:: What is expected ::
All entries must be extracted exactly, with nothing added or dropped.
____
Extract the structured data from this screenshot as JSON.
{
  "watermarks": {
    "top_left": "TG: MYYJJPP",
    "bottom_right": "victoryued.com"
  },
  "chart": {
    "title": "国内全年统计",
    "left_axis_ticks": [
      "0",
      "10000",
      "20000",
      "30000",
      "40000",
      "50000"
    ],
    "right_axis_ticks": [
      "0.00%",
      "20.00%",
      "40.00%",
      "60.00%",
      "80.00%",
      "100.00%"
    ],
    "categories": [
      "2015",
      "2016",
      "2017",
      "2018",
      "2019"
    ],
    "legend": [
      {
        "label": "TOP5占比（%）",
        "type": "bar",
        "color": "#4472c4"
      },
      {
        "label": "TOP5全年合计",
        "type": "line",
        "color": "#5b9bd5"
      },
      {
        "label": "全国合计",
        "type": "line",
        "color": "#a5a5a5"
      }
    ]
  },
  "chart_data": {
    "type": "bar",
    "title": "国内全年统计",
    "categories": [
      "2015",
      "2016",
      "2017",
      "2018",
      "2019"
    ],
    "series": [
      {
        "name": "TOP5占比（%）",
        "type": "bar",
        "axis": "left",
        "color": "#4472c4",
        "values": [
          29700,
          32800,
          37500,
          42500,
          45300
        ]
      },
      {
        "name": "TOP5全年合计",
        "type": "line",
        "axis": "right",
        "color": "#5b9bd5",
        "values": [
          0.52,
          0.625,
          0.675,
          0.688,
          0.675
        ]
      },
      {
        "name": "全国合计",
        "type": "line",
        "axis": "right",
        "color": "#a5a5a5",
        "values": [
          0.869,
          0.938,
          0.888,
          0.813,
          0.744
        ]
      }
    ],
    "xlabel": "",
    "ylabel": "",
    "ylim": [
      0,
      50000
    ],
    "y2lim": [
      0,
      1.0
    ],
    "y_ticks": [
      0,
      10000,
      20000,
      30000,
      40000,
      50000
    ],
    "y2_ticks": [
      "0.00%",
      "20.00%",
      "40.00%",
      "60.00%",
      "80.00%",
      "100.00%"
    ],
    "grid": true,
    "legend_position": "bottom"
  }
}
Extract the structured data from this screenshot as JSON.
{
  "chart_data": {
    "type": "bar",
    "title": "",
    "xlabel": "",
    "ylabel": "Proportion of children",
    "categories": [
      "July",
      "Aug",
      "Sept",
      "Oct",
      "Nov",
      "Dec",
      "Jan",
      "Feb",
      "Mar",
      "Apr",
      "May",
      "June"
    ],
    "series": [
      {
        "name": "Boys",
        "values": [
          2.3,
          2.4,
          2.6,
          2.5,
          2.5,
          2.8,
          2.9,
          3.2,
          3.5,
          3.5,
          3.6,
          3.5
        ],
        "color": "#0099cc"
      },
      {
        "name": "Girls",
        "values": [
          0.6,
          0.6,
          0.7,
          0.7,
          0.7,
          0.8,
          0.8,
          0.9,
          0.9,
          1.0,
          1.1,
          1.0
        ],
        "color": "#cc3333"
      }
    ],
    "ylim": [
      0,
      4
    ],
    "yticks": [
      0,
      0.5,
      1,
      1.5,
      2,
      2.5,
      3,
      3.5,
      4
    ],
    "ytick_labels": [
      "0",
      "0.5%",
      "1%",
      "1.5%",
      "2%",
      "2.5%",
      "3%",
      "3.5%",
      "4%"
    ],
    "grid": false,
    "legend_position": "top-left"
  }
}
____
:: Task result ::
Extract the structured data from this screenshot as JSON.
{
  "watermarks": {
    "top_left": "TG: MYYJJPP",
    "bottom_right": "victoryued.com"
  },
  "chart": {
    "title": "国内全年统计",
    "left_axis_ticks": [
      "0",
      "10000",
      "20000",
      "30000",
      "40000",
      "50000"
    ],
    "right_axis_ticks": [
      "0.00%",
      "20.00%",
      "40.00%",
      "60.00%",
      "80.00%",
      "100.00%"
    ],
    "categories": [
      "2015",
      "2016",
      "2017",
      "2018",
      "2019"
    ],
    "legend": [
      {
        "label": "TOP5占比（%）",
        "type": "bar",
        "color": "#4472c4"
      },
      {
        "label": "TOP5全年合计",
        "type": "line",
        "color": "#5b9bd5"
      },
      {
        "label": "全国合计",
        "type": "line",
        "color": "#a5a5a5"
      }
    ]
  },
  "chart_data": {
    "type": "bar",
    "title": "国内全年统计",
    "categories": [
      "2015",
      "2016",
      "2017",
      "2018",
      "2019"
    ],
    "series": [
      {
        "name": "TOP5占比（%）",
        "type": "bar",
        "axis": "left",
        "color": "#4472c4",
        "values": [
          29700,
          32800,
          37500,
          42500,
          45300
        ]
      },
      {
        "name": "TOP5全年合计",
        "type": "line",
        "axis": "right",
        "color": "#5b9bd5",
        "values": [
          0.52,
          0.625,
          0.675,
          0.688,
          0.675
        ]
      },
      {
        "name": "全国合计",
        "type": "line",
        "axis": "right",
        "color": "#a5a5a5",
        "values": [
          0.869,
          0.938,
          0.888,
          0.813,
          0.744
        ]
      }
    ],
    "xlabel": "",
    "ylabel": "",
    "ylim": [
      0,
      50000
    ],
    "y2lim": [
      0,
      1.0
    ],
    "y_ticks": [
      0,
      10000,
      20000,
      30000,
      40000,
      50000
    ],
    "y2_ticks": [
      "0.00%",
      "20.00%",
      "40.00%",
      "60.00%",
      "80.00%",
      "100.00%"
    ],
    "grid": true,
    "legend_position": "bottom"
  }
}
Extract the structured data from this screenshot as JSON.
{
  "chart_data": {
    "type": "bar",
    "title": "",
    "xlabel": "",
    "ylabel": "Proportion of children",
    "categories": [
      "July",
      "Aug",
      "Sept",
      "Oct",
      "Nov",
      "Dec",
      "Jan",
      "Feb",
      "Mar",
      "Apr",
      "May",
      "June"
    ],
    "series": [
      {
        "name": "Boys",
        "values": [
          2.3,
          2.4,
          2.6,
          2.5,
          2.5,
          2.8,
          2.9,
          3.2,
          3.5,
          3.5,
          3.6,
          3.5
        ],
        "color": "#0099cc"
      },
      {
        "name": "Girls",
        "values": [
          0.6,
          0.6,
          0.7,
          0.7,
          0.7,
          0.8,
          0.8,
          0.9,
          0.9,
          1.0,
          1.1,
          1.0
        ],
        "color": "#cc3333"
      }
    ],
    "ylim": [
      0,
      4
    ],
    "yticks": [
      0,
      0.5,
      1,
      1.5,
      2,
      2.5,
      3,
      3.5,
      4
    ],
    "ytick_labels": [
      "0",
      "0.5%",
      "1%",
      "1.5%",
      "2%",
      "2.5%",
      "3%",
      "3.5%",
      "4%"
    ],
    "grid": false,
    "legend_position": "top-left"
  }
}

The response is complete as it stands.